### Instructions to follow
Copy out all the records with every "detached house" switched to "detached home" and nothing else altered. Omit the pictures.
══ Listed records
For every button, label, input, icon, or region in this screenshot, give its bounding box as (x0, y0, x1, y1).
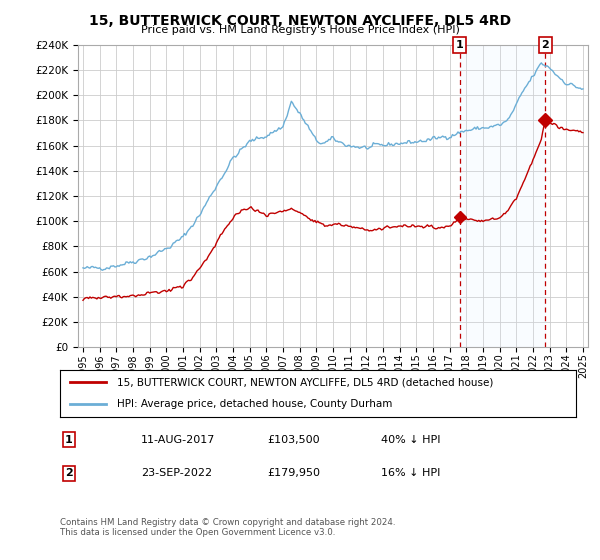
Text: 1: 1 (456, 40, 464, 50)
Text: £179,950: £179,950 (267, 468, 320, 478)
Text: 2: 2 (65, 468, 73, 478)
Text: 15, BUTTERWICK COURT, NEWTON AYCLIFFE, DL5 4RD: 15, BUTTERWICK COURT, NEWTON AYCLIFFE, D… (89, 14, 511, 28)
Text: 11-AUG-2017: 11-AUG-2017 (141, 435, 215, 445)
Text: Contains HM Land Registry data © Crown copyright and database right 2024.
This d: Contains HM Land Registry data © Crown c… (60, 518, 395, 538)
Text: HPI: Average price, detached house, County Durham: HPI: Average price, detached house, Coun… (117, 399, 392, 409)
Bar (460, 45, 545, 347)
Text: 23-SEP-2022: 23-SEP-2022 (141, 468, 212, 478)
Text: 1: 1 (65, 435, 73, 445)
Text: Price paid vs. HM Land Registry's House Price Index (HPI): Price paid vs. HM Land Registry's House … (140, 25, 460, 35)
Text: 15, BUTTERWICK COURT, NEWTON AYCLIFFE, DL5 4RD (detached house): 15, BUTTERWICK COURT, NEWTON AYCLIFFE, D… (117, 377, 493, 388)
Text: £103,500: £103,500 (267, 435, 320, 445)
Text: 16% ↓ HPI: 16% ↓ HPI (381, 468, 440, 478)
Text: 40% ↓ HPI: 40% ↓ HPI (381, 435, 440, 445)
Text: 2: 2 (541, 40, 549, 50)
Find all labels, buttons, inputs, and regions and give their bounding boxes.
════
### Answer to the exercise
For every button, label, input, icon, or region in this screenshot, give its bounding box as (x0, y0, x1, y1).
Text: 1: 1 (456, 40, 464, 50)
Text: £179,950: £179,950 (267, 468, 320, 478)
Text: 2: 2 (65, 468, 73, 478)
Text: 15, BUTTERWICK COURT, NEWTON AYCLIFFE, DL5 4RD: 15, BUTTERWICK COURT, NEWTON AYCLIFFE, D… (89, 14, 511, 28)
Text: 11-AUG-2017: 11-AUG-2017 (141, 435, 215, 445)
Text: Contains HM Land Registry data © Crown copyright and database right 2024.
This d: Contains HM Land Registry data © Crown c… (60, 518, 395, 538)
Text: HPI: Average price, detached home, County Durham: HPI: Average price, detached home, Coun… (117, 399, 392, 409)
Bar (460, 45, 545, 347)
Text: 23-SEP-2022: 23-SEP-2022 (141, 468, 212, 478)
Text: 1: 1 (65, 435, 73, 445)
Text: Price paid vs. HM Land Registry's House Price Index (HPI): Price paid vs. HM Land Registry's House … (140, 25, 460, 35)
Text: 15, BUTTERWICK COURT, NEWTON AYCLIFFE, DL5 4RD (detached home): 15, BUTTERWICK COURT, NEWTON AYCLIFFE, D… (117, 377, 493, 388)
Text: £103,500: £103,500 (267, 435, 320, 445)
Text: 16% ↓ HPI: 16% ↓ HPI (381, 468, 440, 478)
Text: 40% ↓ HPI: 40% ↓ HPI (381, 435, 440, 445)
Text: 2: 2 (541, 40, 549, 50)
Find all labels, buttons, inputs, and regions and give their bounding boxes.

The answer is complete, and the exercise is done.